----- PROVIDED ENTRIES

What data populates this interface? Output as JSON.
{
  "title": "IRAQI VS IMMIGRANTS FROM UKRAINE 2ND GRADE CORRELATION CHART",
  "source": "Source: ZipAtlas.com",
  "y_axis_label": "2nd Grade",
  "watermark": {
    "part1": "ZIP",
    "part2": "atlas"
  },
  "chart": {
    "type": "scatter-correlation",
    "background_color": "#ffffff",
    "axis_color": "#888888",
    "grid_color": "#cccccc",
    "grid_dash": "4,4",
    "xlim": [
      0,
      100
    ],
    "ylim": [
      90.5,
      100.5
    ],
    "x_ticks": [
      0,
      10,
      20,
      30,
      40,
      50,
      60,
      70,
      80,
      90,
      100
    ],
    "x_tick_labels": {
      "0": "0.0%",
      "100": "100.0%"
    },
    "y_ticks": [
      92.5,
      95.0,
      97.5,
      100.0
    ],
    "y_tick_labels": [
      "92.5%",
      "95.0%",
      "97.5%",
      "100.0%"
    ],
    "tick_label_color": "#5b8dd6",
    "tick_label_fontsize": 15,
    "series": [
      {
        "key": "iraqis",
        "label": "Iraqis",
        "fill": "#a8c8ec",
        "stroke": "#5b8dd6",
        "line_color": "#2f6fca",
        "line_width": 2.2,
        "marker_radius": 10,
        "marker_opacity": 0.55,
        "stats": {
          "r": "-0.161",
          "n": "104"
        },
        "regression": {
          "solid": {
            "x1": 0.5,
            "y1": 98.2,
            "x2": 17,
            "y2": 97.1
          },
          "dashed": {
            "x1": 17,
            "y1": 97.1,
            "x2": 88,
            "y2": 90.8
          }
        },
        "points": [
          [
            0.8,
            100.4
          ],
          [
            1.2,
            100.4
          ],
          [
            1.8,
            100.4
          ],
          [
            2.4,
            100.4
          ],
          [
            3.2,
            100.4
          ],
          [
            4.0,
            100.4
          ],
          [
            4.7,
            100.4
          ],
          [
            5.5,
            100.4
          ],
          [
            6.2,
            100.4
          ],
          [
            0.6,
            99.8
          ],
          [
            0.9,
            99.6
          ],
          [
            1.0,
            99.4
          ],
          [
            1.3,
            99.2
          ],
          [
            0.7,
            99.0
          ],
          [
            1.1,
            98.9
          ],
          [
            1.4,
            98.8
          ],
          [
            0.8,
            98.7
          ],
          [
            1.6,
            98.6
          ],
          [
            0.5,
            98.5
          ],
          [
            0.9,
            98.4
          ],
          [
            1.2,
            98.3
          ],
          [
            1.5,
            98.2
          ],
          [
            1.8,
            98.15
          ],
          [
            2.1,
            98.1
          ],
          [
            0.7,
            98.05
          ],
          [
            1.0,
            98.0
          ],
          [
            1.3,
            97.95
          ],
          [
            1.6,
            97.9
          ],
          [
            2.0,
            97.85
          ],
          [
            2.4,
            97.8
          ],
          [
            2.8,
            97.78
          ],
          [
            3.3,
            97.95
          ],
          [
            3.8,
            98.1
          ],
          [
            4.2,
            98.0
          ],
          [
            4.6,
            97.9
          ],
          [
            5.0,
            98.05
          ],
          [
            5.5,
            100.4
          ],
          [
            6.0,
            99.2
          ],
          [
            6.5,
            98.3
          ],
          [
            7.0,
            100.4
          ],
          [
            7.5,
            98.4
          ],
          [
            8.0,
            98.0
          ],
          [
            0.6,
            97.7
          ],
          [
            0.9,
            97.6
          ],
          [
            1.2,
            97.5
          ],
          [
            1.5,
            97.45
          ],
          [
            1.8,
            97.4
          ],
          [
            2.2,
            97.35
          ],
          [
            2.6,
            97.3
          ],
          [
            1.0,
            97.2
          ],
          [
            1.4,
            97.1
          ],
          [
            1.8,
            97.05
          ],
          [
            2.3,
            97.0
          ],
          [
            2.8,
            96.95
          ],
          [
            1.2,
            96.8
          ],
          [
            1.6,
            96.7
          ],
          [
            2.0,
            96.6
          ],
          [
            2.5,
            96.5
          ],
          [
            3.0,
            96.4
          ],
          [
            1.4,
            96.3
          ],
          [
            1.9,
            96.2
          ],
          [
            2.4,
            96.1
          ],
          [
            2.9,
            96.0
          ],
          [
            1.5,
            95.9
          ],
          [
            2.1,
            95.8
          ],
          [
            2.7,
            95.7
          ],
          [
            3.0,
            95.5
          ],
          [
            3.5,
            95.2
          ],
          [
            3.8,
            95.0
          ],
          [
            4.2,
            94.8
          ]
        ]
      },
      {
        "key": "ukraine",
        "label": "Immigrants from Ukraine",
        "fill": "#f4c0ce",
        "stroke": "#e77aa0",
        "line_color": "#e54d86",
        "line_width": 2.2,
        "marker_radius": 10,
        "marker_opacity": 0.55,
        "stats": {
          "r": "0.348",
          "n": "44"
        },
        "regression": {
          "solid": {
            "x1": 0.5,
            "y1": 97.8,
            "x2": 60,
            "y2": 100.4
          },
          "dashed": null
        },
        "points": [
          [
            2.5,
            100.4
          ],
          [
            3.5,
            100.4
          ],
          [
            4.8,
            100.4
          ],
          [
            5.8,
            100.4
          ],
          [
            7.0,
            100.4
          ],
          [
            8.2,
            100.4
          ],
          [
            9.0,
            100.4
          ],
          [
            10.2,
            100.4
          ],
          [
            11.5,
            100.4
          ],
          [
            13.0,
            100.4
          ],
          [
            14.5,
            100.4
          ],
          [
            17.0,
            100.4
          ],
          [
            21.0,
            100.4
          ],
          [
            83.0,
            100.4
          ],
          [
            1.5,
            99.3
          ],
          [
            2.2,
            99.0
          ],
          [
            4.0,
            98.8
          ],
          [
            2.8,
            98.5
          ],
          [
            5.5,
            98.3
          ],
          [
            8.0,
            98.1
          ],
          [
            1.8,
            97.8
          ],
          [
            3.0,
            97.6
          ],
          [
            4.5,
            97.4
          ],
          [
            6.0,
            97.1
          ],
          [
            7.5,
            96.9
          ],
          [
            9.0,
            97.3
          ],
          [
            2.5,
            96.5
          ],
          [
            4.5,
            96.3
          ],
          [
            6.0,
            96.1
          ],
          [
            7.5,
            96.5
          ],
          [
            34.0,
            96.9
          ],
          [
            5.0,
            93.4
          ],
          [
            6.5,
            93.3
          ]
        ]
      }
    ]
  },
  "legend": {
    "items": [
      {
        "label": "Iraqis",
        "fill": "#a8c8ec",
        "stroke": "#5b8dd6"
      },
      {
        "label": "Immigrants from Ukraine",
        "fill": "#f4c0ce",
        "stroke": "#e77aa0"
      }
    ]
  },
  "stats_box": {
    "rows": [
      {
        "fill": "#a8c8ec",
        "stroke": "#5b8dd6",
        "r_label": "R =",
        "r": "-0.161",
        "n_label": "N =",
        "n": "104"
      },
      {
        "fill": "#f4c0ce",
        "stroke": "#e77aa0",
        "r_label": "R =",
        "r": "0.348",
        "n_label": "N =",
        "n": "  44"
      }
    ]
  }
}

----------

- [YOUR GOAL] Repeat the records above in full, character for character.

- [ANSWER TO THE EXERCISE]
What data populates this interface? Output as JSON.
{
  "title": "IRAQI VS IMMIGRANTS FROM UKRAINE 2ND GRADE CORRELATION CHART",
  "source": "Source: ZipAtlas.com",
  "y_axis_label": "2nd Grade",
  "watermark": {
    "part1": "ZIP",
    "part2": "atlas"
  },
  "chart": {
    "type": "scatter-correlation",
    "background_color": "#ffffff",
    "axis_color": "#888888",
    "grid_color": "#cccccc",
    "grid_dash": "4,4",
    "xlim": [
      0,
      100
    ],
    "ylim": [
      90.5,
      100.5
    ],
    "x_ticks": [
      0,
      10,
      20,
      30,
      40,
      50,
      60,
      70,
      80,
      90,
      100
    ],
    "x_tick_labels": {
      "0": "0.0%",
      "100": "100.0%"
    },
    "y_ticks": [
      92.5,
      95.0,
      97.5,
      100.0
    ],
    "y_tick_labels": [
      "92.5%",
      "95.0%",
      "97.5%",
      "100.0%"
    ],
    "tick_label_color": "#5b8dd6",
    "tick_label_fontsize": 15,
    "series": [
      {
        "key": "iraqis",
        "label": "Iraqis",
        "fill": "#a8c8ec",
        "stroke": "#5b8dd6",
        "line_color": "#2f6fca",
        "line_width": 2.2,
        "marker_radius": 10,
        "marker_opacity": 0.55,
        "stats": {
          "r": "-0.161",
          "n": "104"
        },
        "regression": {
          "solid": {
            "x1": 0.5,
            "y1": 98.2,
            "x2": 17,
            "y2": 97.1
          },
          "dashed": {
            "x1": 17,
            "y1": 97.1,
            "x2": 88,
            "y2": 90.8
          }
        },
        "points": [
          [
            0.8,
            100.4
          ],
          [
            1.2,
            100.4
          ],
          [
            1.8,
            100.4
          ],
          [
            2.4,
            100.4
          ],
          [
            3.2,
            100.4
          ],
          [
            4.0,
            100.4
          ],
          [
            4.7,
            100.4
          ],
          [
            5.5,
            100.4
          ],
          [
            6.2,
            100.4
          ],
          [
            0.6,
            99.8
          ],
          [
            0.9,
            99.6
          ],
          [
            1.0,
            99.4
          ],
          [
            1.3,
            99.2
          ],
          [
            0.7,
            99.0
          ],
          [
            1.1,
            98.9
          ],
          [
            1.4,
            98.8
          ],
          [
            0.8,
            98.7
          ],
          [
            1.6,
            98.6
          ],
          [
            0.5,
            98.5
          ],
          [
            0.9,
            98.4
          ],
          [
            1.2,
            98.3
          ],
          [
            1.5,
            98.2
          ],
          [
            1.8,
            98.15
          ],
          [
            2.1,
            98.1
          ],
          [
            0.7,
            98.05
          ],
          [
            1.0,
            98.0
          ],
          [
            1.3,
            97.95
          ],
          [
            1.6,
            97.9
          ],
          [
            2.0,
            97.85
          ],
          [
            2.4,
            97.8
          ],
          [
            2.8,
            97.78
          ],
          [
            3.3,
            97.95
          ],
          [
            3.8,
            98.1
          ],
          [
            4.2,
            98.0
          ],
          [
            4.6,
            97.9
          ],
          [
            5.0,
            98.05
          ],
          [
            5.5,
            100.4
          ],
          [
            6.0,
            99.2
          ],
          [
            6.5,
            98.3
          ],
          [
            7.0,
            100.4
          ],
          [
            7.5,
            98.4
          ],
          [
            8.0,
            98.0
          ],
          [
            0.6,
            97.7
          ],
          [
            0.9,
            97.6
          ],
          [
            1.2,
            97.5
          ],
          [
            1.5,
            97.45
          ],
          [
            1.8,
            97.4
          ],
          [
            2.2,
            97.35
          ],
          [
            2.6,
            97.3
          ],
          [
            1.0,
            97.2
          ],
          [
            1.4,
            97.1
          ],
          [
            1.8,
            97.05
          ],
          [
            2.3,
            97.0
          ],
          [
            2.8,
            96.95
          ],
          [
            1.2,
            96.8
          ],
          [
            1.6,
            96.7
          ],
          [
            2.0,
            96.6
          ],
          [
            2.5,
            96.5
          ],
          [
            3.0,
            96.4
          ],
          [
            1.4,
            96.3
          ],
          [
            1.9,
            96.2
          ],
          [
            2.4,
            96.1
          ],
          [
            2.9,
            96.0
          ],
          [
            1.5,
            95.9
          ],
          [
            2.1,
            95.8
          ],
          [
            2.7,
            95.7
          ],
          [
            3.0,
            95.5
          ],
          [
            3.5,
            95.2
          ],
          [
            3.8,
            95.0
          ],
          [
            4.2,
            94.8
          ]
        ]
      },
      {
        "key": "ukraine",
        "label": "Immigrants from Ukraine",
        "fill": "#f4c0ce",
        "stroke": "#e77aa0",
        "line_color": "#e54d86",
        "line_width": 2.2,
        "marker_radius": 10,
        "marker_opacity": 0.55,
        "stats": {
          "r": "0.348",
          "n": "44"
        },
        "regression": {
          "solid": {
            "x1": 0.5,
            "y1": 97.8,
            "x2": 60,
            "y2": 100.4
          },
          "dashed": null
        },
        "points": [
          [
            2.5,
            100.4
          ],
          [
            3.5,
            100.4
          ],
          [
            4.8,
            100.4
          ],
          [
            5.8,
            100.4
          ],
          [
            7.0,
            100.4
          ],
          [
            8.2,
            100.4
          ],
          [
            9.0,
            100.4
          ],
          [
            10.2,
            100.4
          ],
          [
            11.5,
            100.4
          ],
          [
            13.0,
            100.4
          ],
          [
            14.5,
            100.4
          ],
          [
            17.0,
            100.4
          ],
          [
            21.0,
            100.4
          ],
          [
            83.0,
            100.4
          ],
          [
            1.5,
            99.3
          ],
          [
            2.2,
            99.0
          ],
          [
            4.0,
            98.8
          ],
          [
            2.8,
            98.5
          ],
          [
            5.5,
            98.3
          ],
          [
            8.0,
            98.1
          ],
          [
            1.8,
            97.8
          ],
          [
            3.0,
            97.6
          ],
          [
            4.5,
            97.4
          ],
          [
            6.0,
            97.1
          ],
          [
            7.5,
            96.9
          ],
          [
            9.0,
            97.3
          ],
          [
            2.5,
            96.5
          ],
          [
            4.5,
            96.3
          ],
          [
            6.0,
            96.1
          ],
          [
            7.5,
            96.5
          ],
          [
            34.0,
            96.9
          ],
          [
            5.0,
            93.4
          ],
          [
            6.5,
            93.3
          ]
        ]
      }
    ]
  },
  "legend": {
    "items": [
      {
        "label": "Iraqis",
        "fill": "#a8c8ec",
        "stroke": "#5b8dd6"
      },
      {
        "label": "Immigrants from Ukraine",
        "fill": "#f4c0ce",
        "stroke": "#e77aa0"
      }
    ]
  },
  "stats_box": {
    "rows": [
      {
        "fill": "#a8c8ec",
        "stroke": "#5b8dd6",
        "r_label": "R =",
        "r": "-0.161",
        "n_label": "N =",
        "n": "104"
      },
      {
        "fill": "#f4c0ce",
        "stroke": "#e77aa0",
        "r_label": "R =",
        "r": "0.348",
        "n_label": "N =",
        "n": "  44"
      }
    ]
  }
}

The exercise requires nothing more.